### EXERCISE DETAILS
From the entries below, pull out each line where "subtitle" appears.
=====
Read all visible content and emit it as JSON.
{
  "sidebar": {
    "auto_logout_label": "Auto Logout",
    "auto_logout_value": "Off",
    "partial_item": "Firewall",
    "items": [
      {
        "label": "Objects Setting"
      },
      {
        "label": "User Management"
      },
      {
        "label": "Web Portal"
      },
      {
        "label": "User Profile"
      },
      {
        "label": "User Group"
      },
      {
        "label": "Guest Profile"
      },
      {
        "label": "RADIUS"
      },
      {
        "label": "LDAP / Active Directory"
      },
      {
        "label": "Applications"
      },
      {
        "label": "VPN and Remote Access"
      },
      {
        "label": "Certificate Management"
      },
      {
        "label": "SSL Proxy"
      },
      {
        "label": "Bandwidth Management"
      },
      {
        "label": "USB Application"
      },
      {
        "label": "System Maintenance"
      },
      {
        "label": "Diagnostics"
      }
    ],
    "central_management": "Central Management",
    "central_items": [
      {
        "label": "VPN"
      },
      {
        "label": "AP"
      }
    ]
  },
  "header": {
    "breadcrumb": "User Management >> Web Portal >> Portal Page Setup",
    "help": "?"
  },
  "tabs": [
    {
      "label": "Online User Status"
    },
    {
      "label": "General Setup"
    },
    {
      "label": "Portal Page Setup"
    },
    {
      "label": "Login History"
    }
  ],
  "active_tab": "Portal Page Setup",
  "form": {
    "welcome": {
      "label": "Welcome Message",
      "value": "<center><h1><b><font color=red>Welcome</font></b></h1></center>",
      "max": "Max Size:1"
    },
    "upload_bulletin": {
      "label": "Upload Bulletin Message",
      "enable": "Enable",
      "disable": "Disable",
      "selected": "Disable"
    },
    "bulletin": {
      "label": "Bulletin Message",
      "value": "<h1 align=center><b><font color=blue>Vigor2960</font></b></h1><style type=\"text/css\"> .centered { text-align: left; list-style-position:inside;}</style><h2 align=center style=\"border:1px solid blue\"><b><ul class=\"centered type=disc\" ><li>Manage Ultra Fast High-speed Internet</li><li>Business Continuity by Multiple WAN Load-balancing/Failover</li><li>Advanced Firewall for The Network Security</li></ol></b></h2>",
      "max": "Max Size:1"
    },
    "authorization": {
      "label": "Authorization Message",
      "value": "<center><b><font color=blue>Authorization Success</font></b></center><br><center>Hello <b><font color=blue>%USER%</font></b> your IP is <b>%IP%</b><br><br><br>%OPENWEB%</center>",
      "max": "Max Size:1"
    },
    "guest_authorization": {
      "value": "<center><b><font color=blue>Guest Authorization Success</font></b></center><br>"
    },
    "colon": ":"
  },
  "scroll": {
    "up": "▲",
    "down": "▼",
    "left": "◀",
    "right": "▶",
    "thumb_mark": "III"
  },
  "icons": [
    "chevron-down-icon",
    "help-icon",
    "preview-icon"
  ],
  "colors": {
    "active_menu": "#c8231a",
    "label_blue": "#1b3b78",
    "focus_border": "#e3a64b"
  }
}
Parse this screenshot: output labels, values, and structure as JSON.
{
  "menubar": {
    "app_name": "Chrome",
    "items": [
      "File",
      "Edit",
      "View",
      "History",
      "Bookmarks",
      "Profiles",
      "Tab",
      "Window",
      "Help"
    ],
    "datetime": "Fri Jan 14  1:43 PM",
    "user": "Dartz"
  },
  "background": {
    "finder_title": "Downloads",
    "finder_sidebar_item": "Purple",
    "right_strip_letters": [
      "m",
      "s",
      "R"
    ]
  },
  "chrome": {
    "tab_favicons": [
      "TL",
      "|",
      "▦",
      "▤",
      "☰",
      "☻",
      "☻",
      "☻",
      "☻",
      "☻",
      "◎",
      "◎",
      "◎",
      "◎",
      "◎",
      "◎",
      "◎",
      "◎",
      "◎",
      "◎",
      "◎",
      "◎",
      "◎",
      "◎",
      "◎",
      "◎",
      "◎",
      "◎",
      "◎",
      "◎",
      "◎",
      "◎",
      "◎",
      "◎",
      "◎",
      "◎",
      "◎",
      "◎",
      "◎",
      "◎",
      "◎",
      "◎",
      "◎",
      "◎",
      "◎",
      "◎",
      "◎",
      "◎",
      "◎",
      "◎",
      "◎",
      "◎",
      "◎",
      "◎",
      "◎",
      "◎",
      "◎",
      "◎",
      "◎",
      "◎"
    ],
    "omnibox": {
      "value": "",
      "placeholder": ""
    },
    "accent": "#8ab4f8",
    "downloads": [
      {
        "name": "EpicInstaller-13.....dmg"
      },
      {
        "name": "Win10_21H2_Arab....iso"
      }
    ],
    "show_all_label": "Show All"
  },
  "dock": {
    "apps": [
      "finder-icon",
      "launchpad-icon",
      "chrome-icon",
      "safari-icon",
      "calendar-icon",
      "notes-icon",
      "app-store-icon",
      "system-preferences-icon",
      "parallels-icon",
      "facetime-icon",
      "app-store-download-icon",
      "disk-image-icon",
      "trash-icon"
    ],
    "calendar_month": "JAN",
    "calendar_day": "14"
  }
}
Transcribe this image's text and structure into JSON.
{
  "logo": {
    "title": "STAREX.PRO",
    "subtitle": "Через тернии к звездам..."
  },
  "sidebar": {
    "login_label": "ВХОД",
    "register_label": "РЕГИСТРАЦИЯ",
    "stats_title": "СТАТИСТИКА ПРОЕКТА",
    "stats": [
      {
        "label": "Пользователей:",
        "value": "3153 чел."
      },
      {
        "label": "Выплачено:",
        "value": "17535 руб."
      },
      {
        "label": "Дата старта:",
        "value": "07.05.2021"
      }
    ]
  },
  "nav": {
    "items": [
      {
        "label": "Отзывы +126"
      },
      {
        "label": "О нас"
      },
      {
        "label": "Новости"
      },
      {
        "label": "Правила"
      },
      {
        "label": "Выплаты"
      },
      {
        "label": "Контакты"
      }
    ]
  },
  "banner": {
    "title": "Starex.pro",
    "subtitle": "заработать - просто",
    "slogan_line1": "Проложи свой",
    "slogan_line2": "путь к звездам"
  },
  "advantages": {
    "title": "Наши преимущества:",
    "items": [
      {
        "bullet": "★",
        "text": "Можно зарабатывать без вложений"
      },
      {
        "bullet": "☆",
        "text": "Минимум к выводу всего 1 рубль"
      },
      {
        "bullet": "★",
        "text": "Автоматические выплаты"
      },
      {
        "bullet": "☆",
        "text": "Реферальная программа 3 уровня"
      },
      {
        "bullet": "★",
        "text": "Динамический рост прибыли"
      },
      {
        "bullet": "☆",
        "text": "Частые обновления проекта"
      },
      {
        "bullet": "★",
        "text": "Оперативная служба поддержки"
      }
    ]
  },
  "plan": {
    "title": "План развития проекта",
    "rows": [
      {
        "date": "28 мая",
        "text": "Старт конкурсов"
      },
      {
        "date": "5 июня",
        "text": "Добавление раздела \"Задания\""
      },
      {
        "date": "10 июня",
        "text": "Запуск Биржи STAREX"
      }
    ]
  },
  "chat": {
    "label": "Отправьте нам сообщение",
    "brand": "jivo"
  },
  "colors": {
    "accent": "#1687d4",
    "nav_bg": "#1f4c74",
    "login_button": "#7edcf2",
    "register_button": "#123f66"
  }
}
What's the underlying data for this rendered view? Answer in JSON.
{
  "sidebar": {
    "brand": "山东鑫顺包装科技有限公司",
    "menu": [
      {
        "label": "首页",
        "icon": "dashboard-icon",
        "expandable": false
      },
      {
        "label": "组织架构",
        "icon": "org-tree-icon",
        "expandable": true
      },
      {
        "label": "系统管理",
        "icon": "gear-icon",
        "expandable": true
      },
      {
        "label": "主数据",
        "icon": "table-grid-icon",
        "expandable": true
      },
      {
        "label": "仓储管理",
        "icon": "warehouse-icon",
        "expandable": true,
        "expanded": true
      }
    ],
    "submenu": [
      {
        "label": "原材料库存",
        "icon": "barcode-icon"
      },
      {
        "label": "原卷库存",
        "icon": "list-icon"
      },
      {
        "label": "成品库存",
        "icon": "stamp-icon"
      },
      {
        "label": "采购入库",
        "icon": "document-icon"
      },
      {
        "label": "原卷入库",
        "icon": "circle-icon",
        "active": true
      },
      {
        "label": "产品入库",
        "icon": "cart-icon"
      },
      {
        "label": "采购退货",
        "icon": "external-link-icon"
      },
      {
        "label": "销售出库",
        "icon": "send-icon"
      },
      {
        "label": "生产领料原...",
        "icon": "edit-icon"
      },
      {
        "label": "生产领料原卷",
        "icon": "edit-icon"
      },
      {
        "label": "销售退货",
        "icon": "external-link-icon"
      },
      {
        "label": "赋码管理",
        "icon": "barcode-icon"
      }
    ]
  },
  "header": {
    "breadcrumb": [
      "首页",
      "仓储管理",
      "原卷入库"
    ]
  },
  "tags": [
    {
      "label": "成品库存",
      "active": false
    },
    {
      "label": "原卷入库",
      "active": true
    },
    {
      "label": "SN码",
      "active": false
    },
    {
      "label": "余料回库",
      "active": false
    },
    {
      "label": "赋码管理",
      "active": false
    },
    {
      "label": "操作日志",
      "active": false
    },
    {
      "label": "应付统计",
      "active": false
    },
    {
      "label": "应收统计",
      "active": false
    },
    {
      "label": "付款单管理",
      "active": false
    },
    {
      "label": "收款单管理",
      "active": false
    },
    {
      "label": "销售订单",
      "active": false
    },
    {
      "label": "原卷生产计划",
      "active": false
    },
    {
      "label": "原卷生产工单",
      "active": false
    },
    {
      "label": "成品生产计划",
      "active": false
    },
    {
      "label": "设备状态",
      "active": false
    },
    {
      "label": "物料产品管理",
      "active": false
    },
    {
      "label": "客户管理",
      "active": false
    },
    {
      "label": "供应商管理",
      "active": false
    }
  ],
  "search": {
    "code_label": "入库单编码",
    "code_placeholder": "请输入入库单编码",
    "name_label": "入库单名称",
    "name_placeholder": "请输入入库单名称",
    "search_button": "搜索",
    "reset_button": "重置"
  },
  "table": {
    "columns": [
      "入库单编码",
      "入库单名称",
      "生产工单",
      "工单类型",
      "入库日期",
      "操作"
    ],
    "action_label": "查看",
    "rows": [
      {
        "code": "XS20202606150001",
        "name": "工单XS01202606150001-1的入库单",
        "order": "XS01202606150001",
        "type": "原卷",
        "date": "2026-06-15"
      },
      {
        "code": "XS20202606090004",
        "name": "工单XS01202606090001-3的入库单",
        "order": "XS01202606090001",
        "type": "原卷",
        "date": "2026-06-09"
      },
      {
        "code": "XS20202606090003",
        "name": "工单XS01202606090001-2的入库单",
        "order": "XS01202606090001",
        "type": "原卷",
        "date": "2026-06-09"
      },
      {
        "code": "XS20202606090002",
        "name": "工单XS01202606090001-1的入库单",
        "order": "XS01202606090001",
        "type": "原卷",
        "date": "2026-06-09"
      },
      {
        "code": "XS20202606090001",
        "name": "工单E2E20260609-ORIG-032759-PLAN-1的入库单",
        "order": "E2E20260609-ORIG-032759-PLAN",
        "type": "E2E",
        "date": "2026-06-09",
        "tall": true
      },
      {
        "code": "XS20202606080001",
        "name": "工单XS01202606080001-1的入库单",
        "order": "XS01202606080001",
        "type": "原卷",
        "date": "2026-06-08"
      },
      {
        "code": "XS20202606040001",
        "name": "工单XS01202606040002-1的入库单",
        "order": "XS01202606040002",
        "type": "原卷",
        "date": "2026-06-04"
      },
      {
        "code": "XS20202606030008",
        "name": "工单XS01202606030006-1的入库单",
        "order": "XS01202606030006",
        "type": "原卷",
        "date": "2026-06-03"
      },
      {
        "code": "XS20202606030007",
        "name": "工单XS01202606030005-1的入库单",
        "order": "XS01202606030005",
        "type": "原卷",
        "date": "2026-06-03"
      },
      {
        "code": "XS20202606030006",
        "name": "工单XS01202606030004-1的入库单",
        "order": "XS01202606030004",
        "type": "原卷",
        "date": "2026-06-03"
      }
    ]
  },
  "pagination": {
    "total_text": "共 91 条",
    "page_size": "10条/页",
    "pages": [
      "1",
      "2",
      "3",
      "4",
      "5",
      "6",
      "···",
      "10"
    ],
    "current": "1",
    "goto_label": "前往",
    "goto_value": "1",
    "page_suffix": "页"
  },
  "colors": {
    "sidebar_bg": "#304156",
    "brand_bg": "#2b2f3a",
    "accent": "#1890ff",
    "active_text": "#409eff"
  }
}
=====
### SOLUTION TO THIS EXERCISE
    "subtitle": "Через тернии к звездам..."
    "subtitle": "заработать - просто",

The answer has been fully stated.